INPUT ROWS
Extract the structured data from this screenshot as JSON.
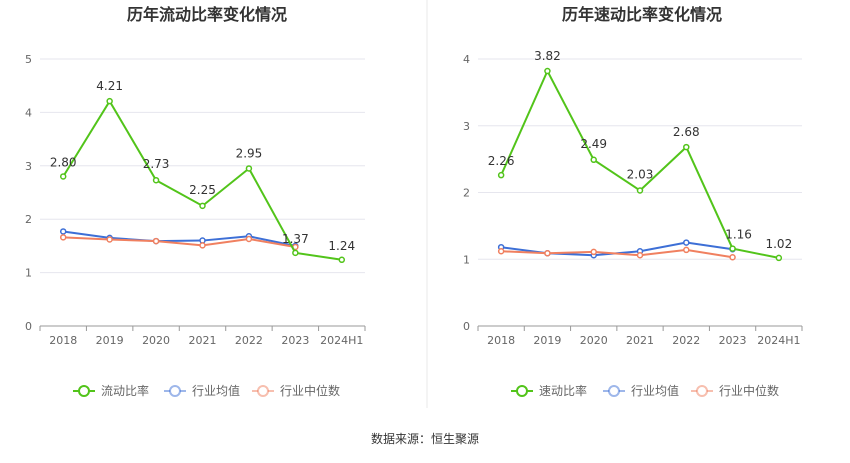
{
  "source": "数据来源：恒生聚源",
  "chart_data": [
    {
      "type": "line",
      "title": "历年流动比率变化情况",
      "categories": [
        "2018",
        "2019",
        "2020",
        "2021",
        "2022",
        "2023",
        "2024H1"
      ],
      "ylim": [
        0,
        5
      ],
      "yticks": [
        0,
        1,
        2,
        3,
        4,
        5
      ],
      "grid": true,
      "legend_position": "bottom",
      "series": [
        {
          "name": "流动比率",
          "color": "#52c41a",
          "values": [
            2.8,
            4.21,
            2.73,
            2.25,
            2.95,
            1.37,
            1.24
          ],
          "labels": [
            "2.80",
            "4.21",
            "2.73",
            "2.25",
            "2.95",
            "1.37",
            "1.24"
          ]
        },
        {
          "name": "行业均值",
          "color": "#3d6fd6",
          "values": [
            1.77,
            1.65,
            1.59,
            1.6,
            1.68,
            1.5,
            null
          ]
        },
        {
          "name": "行业中位数",
          "color": "#f08060",
          "values": [
            1.66,
            1.62,
            1.59,
            1.51,
            1.63,
            1.48,
            null
          ]
        }
      ]
    },
    {
      "type": "line",
      "title": "历年速动比率变化情况",
      "categories": [
        "2018",
        "2019",
        "2020",
        "2021",
        "2022",
        "2023",
        "2024H1"
      ],
      "ylim": [
        0,
        4
      ],
      "yticks": [
        0,
        1,
        2,
        3,
        4
      ],
      "grid": true,
      "legend_position": "bottom",
      "series": [
        {
          "name": "速动比率",
          "color": "#52c41a",
          "values": [
            2.26,
            3.82,
            2.49,
            2.03,
            2.68,
            1.16,
            1.02
          ],
          "labels": [
            "2.26",
            "3.82",
            "2.49",
            "2.03",
            "2.68",
            "1.16",
            "1.02"
          ]
        },
        {
          "name": "行业均值",
          "color": "#3d6fd6",
          "values": [
            1.18,
            1.09,
            1.06,
            1.12,
            1.25,
            1.15,
            null
          ]
        },
        {
          "name": "行业中位数",
          "color": "#f08060",
          "values": [
            1.12,
            1.09,
            1.11,
            1.06,
            1.14,
            1.03,
            null
          ]
        }
      ]
    }
  ]
}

STATED EXERCISE
Quote all of the entries word for word, omitting any pictures.

ANSWER TO THE PROBLEM
Extract the structured data from this screenshot as JSON.
{
  "source": "数据来源：恒生聚源",
  "chart_data": [
    {
      "type": "line",
      "title": "历年流动比率变化情况",
      "categories": [
        "2018",
        "2019",
        "2020",
        "2021",
        "2022",
        "2023",
        "2024H1"
      ],
      "ylim": [
        0,
        5
      ],
      "yticks": [
        0,
        1,
        2,
        3,
        4,
        5
      ],
      "grid": true,
      "legend_position": "bottom",
      "series": [
        {
          "name": "流动比率",
          "color": "#52c41a",
          "values": [
            2.8,
            4.21,
            2.73,
            2.25,
            2.95,
            1.37,
            1.24
          ],
          "labels": [
            "2.80",
            "4.21",
            "2.73",
            "2.25",
            "2.95",
            "1.37",
            "1.24"
          ]
        },
        {
          "name": "行业均值",
          "color": "#3d6fd6",
          "values": [
            1.77,
            1.65,
            1.59,
            1.6,
            1.68,
            1.5,
            null
          ]
        },
        {
          "name": "行业中位数",
          "color": "#f08060",
          "values": [
            1.66,
            1.62,
            1.59,
            1.51,
            1.63,
            1.48,
            null
          ]
        }
      ]
    },
    {
      "type": "line",
      "title": "历年速动比率变化情况",
      "categories": [
        "2018",
        "2019",
        "2020",
        "2021",
        "2022",
        "2023",
        "2024H1"
      ],
      "ylim": [
        0,
        4
      ],
      "yticks": [
        0,
        1,
        2,
        3,
        4
      ],
      "grid": true,
      "legend_position": "bottom",
      "series": [
        {
          "name": "速动比率",
          "color": "#52c41a",
          "values": [
            2.26,
            3.82,
            2.49,
            2.03,
            2.68,
            1.16,
            1.02
          ],
          "labels": [
            "2.26",
            "3.82",
            "2.49",
            "2.03",
            "2.68",
            "1.16",
            "1.02"
          ]
        },
        {
          "name": "行业均值",
          "color": "#3d6fd6",
          "values": [
            1.18,
            1.09,
            1.06,
            1.12,
            1.25,
            1.15,
            null
          ]
        },
        {
          "name": "行业中位数",
          "color": "#f08060",
          "values": [
            1.12,
            1.09,
            1.11,
            1.06,
            1.14,
            1.03,
            null
          ]
        }
      ]
    }
  ]
}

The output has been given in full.